## SHORT EXERCISE
Your answer should be a single number: the count of lines that hold the word "changes".
··· TASK INPUTS
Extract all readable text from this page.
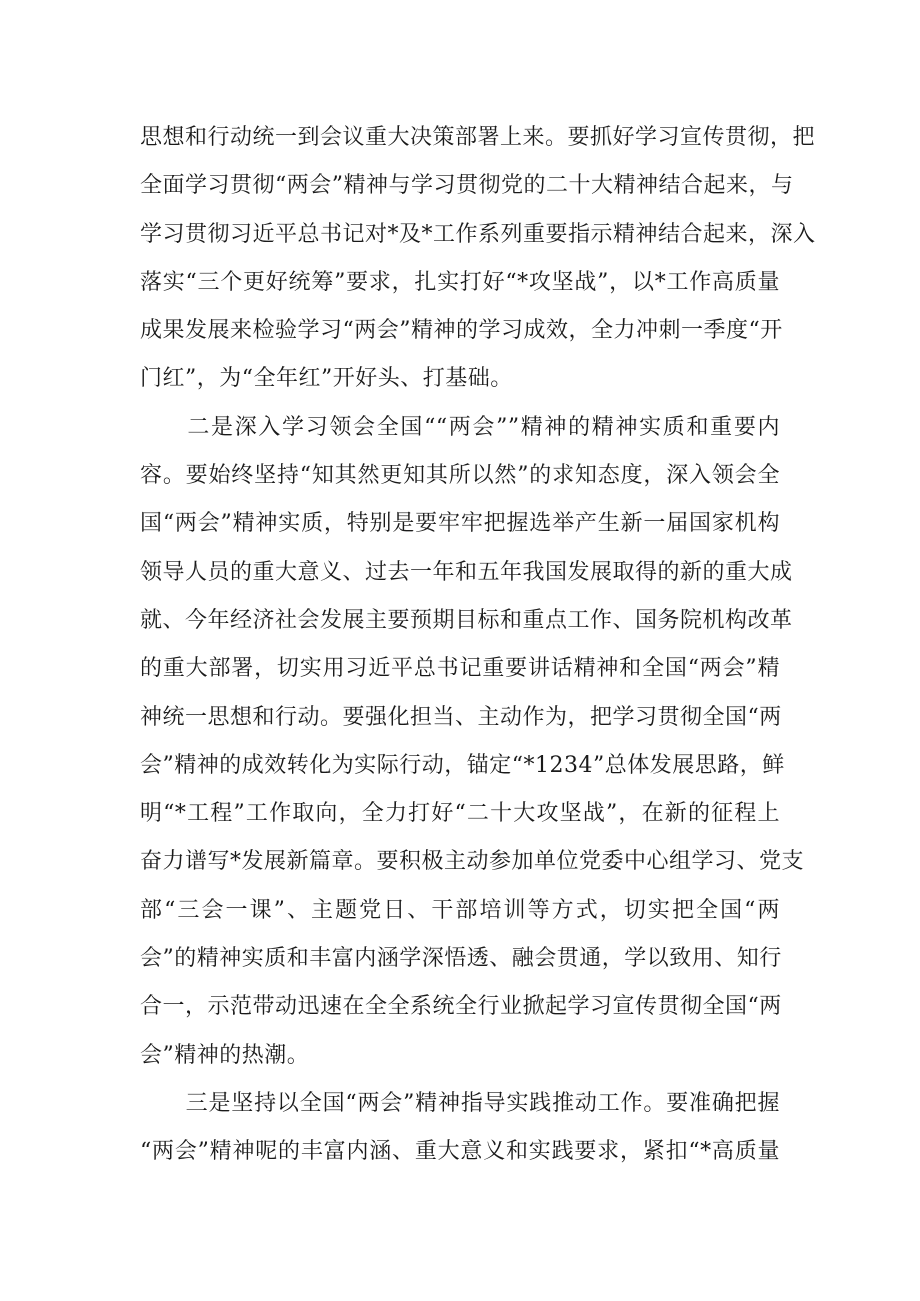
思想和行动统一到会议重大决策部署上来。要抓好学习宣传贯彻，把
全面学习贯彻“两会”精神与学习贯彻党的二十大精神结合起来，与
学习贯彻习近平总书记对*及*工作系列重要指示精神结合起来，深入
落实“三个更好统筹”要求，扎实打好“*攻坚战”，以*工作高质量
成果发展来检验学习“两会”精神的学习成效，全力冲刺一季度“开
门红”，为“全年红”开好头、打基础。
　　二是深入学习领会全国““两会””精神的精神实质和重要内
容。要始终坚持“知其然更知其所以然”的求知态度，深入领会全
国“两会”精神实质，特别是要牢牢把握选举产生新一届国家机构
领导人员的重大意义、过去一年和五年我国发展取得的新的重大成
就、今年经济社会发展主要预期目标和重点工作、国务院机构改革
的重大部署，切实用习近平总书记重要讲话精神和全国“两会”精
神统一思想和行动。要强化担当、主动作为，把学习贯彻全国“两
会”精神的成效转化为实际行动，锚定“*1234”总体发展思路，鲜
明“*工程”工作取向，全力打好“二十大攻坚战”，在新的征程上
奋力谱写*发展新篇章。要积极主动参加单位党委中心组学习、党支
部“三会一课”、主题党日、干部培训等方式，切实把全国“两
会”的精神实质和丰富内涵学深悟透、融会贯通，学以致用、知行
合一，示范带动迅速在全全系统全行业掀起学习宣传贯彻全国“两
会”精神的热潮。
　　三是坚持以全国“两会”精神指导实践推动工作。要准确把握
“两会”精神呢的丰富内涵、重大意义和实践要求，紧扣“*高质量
······
··· TASK INPUTS
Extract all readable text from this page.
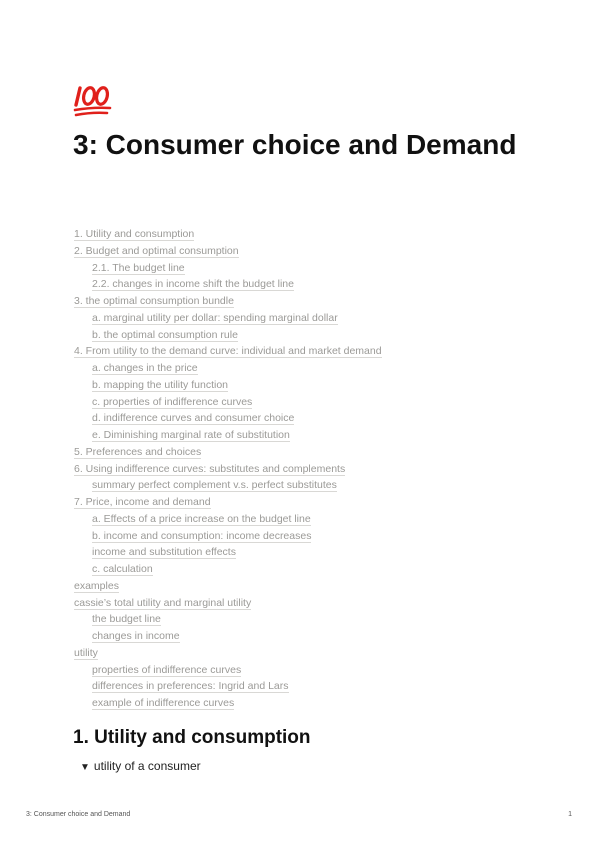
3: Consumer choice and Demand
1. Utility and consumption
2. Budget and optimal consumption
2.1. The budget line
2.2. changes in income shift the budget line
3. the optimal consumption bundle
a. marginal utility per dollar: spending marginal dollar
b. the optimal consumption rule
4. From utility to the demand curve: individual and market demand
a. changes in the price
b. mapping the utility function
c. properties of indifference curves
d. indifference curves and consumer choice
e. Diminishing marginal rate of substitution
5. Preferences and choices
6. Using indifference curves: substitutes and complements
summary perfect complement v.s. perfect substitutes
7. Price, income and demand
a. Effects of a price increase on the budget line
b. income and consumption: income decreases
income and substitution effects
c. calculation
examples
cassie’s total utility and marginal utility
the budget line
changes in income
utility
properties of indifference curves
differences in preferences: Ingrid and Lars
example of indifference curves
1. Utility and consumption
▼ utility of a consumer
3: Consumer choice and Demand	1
······
## EXPECTED ANSWER
3